Exercise
Lines holding the string "ピークボトム" are the ones to copy; find them all in the data.

Input for this task
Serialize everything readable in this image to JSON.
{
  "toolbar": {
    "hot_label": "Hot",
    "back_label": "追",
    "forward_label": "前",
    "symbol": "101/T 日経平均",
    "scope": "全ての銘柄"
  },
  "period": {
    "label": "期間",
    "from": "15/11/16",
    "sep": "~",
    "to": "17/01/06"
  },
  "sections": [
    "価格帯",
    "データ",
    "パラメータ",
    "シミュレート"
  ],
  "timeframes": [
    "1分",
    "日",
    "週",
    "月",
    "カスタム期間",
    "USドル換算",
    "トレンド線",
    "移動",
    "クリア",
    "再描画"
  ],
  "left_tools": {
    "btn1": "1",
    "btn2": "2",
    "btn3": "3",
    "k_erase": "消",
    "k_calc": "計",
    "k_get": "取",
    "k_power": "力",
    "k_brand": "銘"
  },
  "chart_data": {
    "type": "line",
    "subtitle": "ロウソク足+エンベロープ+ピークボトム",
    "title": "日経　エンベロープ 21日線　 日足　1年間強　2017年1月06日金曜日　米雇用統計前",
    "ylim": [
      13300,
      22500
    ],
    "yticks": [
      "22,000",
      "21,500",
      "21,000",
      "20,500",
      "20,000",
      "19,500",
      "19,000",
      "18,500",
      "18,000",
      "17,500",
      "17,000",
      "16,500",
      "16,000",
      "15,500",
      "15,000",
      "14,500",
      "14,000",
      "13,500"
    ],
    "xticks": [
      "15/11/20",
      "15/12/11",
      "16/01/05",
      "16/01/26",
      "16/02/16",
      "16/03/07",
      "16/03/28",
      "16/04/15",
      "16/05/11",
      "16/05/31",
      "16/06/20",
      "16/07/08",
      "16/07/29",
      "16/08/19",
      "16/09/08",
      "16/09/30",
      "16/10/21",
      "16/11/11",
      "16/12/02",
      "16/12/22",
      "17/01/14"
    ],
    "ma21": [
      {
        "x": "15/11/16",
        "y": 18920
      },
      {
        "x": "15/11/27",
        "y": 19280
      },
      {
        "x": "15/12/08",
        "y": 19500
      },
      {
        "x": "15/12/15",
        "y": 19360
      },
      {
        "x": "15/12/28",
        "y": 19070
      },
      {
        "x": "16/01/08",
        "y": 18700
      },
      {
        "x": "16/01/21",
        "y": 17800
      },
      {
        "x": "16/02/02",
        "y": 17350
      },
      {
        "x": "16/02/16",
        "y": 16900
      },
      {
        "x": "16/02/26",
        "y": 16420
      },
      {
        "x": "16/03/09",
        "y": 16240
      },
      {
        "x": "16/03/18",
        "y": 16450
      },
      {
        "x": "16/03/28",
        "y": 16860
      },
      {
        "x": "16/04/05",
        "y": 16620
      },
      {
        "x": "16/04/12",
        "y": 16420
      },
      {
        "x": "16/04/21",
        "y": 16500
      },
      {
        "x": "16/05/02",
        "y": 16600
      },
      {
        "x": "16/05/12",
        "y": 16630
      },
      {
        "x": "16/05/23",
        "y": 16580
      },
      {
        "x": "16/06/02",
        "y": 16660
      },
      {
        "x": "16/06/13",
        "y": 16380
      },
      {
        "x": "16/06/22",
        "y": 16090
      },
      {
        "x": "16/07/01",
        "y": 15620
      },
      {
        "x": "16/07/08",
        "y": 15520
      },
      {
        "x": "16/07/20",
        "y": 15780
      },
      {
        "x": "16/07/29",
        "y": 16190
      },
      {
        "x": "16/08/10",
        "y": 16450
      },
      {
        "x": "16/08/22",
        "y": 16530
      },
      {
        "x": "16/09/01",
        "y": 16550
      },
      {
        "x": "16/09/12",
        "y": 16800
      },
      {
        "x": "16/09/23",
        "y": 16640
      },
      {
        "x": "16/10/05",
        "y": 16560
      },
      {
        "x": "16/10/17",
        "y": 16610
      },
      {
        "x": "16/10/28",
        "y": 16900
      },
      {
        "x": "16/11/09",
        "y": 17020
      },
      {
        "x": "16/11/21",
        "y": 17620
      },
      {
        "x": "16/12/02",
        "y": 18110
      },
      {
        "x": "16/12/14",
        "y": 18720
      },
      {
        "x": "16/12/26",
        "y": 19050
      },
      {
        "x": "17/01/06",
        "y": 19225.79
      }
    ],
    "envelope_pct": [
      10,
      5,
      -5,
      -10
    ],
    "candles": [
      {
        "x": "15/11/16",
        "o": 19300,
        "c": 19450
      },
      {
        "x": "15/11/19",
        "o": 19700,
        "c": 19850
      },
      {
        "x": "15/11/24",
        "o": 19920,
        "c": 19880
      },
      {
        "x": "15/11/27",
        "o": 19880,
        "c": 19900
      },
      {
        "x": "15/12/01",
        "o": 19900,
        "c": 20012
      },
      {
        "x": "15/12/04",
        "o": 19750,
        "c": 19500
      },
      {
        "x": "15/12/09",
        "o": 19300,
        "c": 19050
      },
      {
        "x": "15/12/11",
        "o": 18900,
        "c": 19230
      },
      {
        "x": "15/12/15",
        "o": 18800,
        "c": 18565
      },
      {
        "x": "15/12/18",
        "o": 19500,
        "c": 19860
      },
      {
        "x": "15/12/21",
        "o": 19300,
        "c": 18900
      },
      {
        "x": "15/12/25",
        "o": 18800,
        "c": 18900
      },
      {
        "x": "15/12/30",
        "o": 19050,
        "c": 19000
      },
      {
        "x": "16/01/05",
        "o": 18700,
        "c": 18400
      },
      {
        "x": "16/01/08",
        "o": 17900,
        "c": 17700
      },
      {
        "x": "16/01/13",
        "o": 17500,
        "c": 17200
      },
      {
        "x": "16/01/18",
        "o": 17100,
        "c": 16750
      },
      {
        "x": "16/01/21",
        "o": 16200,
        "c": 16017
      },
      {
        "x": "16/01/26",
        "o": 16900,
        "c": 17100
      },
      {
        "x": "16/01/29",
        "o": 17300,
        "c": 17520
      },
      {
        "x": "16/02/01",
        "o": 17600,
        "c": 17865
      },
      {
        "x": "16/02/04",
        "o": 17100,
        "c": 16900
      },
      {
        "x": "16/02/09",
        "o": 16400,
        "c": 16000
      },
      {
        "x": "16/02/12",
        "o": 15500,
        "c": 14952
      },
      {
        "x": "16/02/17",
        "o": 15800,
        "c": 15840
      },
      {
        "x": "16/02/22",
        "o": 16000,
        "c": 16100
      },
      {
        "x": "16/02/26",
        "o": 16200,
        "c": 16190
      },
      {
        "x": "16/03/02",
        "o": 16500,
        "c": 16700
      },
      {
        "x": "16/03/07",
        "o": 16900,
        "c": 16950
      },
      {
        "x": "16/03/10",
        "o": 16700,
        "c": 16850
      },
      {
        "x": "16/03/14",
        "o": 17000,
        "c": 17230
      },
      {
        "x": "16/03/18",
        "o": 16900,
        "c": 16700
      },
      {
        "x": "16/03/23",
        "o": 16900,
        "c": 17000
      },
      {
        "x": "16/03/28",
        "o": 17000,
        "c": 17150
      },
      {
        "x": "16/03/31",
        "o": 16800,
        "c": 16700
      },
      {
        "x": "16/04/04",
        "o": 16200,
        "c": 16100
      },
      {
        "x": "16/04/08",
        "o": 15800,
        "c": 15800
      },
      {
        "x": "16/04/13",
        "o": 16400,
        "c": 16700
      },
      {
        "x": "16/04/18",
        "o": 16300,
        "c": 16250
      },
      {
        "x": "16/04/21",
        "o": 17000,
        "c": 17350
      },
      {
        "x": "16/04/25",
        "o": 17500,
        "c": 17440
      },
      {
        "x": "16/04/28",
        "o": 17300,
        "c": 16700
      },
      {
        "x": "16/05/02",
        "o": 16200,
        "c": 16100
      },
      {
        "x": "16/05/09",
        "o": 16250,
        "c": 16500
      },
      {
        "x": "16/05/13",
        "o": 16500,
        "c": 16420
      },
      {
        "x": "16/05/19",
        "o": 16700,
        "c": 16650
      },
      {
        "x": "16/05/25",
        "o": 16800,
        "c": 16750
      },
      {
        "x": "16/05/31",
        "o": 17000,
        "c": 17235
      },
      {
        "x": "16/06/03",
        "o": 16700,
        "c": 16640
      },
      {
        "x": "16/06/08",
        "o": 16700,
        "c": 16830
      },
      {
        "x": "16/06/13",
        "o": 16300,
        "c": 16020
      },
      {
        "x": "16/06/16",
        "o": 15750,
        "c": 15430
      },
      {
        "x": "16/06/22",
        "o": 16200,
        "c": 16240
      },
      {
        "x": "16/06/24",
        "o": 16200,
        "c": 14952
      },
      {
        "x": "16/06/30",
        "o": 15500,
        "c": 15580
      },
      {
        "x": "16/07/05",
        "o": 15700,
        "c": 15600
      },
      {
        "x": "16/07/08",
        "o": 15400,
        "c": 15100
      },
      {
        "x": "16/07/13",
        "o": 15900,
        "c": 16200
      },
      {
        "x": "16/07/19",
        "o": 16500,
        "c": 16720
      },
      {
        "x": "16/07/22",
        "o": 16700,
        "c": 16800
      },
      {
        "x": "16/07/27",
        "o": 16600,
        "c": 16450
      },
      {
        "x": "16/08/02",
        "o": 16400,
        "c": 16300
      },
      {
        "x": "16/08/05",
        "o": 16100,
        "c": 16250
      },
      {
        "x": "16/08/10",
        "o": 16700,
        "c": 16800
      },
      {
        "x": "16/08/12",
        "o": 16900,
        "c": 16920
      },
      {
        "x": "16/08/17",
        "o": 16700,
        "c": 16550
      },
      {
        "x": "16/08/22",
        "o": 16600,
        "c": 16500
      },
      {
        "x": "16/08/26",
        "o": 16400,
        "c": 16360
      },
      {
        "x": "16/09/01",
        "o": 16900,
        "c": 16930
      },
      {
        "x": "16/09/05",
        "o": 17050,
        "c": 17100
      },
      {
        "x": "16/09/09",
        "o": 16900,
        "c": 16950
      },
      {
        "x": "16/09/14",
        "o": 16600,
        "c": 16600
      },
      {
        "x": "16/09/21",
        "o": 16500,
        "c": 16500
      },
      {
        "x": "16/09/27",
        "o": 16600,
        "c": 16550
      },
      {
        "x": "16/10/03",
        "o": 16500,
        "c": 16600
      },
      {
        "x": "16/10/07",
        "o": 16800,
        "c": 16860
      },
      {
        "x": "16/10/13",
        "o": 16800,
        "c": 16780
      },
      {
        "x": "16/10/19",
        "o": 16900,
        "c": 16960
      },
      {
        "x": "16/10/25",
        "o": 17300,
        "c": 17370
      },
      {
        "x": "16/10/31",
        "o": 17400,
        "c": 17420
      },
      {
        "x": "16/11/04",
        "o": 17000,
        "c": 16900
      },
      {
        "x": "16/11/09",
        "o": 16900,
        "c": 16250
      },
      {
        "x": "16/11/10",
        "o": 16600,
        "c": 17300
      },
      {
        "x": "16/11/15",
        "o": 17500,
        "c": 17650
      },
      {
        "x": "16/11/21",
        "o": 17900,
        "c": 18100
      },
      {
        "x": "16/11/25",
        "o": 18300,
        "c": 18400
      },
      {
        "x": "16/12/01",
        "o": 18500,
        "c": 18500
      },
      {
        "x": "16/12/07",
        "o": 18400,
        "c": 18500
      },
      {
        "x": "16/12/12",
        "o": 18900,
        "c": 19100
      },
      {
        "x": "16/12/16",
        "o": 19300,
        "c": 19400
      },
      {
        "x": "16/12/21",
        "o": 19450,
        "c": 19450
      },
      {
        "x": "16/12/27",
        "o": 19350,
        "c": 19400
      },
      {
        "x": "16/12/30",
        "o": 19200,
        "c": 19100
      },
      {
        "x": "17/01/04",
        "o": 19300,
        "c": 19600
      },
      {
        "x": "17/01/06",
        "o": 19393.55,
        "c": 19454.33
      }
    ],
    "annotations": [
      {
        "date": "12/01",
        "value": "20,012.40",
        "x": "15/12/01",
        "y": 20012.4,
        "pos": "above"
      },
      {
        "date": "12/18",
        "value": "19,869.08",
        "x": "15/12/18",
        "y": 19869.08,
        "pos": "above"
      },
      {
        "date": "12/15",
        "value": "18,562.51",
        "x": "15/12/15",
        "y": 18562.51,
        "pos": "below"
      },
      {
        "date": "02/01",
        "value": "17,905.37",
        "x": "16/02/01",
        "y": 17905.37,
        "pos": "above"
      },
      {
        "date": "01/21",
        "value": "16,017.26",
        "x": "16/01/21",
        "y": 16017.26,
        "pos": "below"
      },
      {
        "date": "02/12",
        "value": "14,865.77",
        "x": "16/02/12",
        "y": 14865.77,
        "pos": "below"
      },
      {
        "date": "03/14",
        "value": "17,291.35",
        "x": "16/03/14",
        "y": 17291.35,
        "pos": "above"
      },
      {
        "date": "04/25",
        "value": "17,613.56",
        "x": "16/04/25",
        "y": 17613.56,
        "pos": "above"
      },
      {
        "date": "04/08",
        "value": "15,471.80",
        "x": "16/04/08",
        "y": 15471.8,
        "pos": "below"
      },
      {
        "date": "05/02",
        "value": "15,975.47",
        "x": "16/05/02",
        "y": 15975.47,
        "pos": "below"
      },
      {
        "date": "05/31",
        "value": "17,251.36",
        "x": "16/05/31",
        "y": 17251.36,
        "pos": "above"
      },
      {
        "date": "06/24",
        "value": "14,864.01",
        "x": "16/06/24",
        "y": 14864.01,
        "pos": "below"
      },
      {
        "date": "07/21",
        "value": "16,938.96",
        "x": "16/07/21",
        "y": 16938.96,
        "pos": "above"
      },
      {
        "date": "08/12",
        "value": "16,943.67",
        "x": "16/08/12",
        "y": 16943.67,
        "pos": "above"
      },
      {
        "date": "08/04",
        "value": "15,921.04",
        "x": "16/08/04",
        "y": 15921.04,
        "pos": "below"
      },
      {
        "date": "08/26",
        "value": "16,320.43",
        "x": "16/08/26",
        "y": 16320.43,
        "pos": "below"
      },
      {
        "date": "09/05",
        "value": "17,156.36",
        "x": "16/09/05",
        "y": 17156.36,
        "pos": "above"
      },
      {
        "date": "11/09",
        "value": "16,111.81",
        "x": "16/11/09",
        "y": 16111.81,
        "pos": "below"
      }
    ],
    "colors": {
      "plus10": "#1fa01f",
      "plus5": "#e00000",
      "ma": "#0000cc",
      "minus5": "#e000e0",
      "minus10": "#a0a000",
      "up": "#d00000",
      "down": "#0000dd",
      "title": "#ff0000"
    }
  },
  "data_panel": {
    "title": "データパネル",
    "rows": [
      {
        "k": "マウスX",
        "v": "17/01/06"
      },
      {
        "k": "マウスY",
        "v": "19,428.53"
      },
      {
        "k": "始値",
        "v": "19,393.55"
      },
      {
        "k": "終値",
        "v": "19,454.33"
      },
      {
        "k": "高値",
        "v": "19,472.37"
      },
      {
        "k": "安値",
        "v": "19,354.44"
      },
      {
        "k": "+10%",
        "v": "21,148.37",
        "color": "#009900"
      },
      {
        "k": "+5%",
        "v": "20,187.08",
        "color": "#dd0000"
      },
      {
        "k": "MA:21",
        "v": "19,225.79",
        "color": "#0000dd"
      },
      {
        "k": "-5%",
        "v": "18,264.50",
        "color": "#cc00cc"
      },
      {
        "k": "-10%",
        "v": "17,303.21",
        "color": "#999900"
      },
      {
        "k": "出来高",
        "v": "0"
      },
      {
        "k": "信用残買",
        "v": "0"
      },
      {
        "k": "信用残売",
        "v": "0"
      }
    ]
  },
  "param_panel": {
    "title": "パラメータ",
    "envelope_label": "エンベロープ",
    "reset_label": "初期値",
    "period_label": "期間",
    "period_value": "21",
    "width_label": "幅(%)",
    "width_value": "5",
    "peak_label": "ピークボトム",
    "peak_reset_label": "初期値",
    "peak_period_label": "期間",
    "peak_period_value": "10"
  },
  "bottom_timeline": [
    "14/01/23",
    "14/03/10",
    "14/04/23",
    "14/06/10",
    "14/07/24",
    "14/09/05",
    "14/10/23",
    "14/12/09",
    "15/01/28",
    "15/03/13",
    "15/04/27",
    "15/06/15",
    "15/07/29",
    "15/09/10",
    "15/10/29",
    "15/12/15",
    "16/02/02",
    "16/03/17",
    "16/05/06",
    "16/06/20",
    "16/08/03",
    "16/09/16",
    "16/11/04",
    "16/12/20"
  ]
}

Response to the exercise
    "subtitle": "ロウソク足+エンベロープ+ピークボトム",
    "peak_label": "ピークボトム",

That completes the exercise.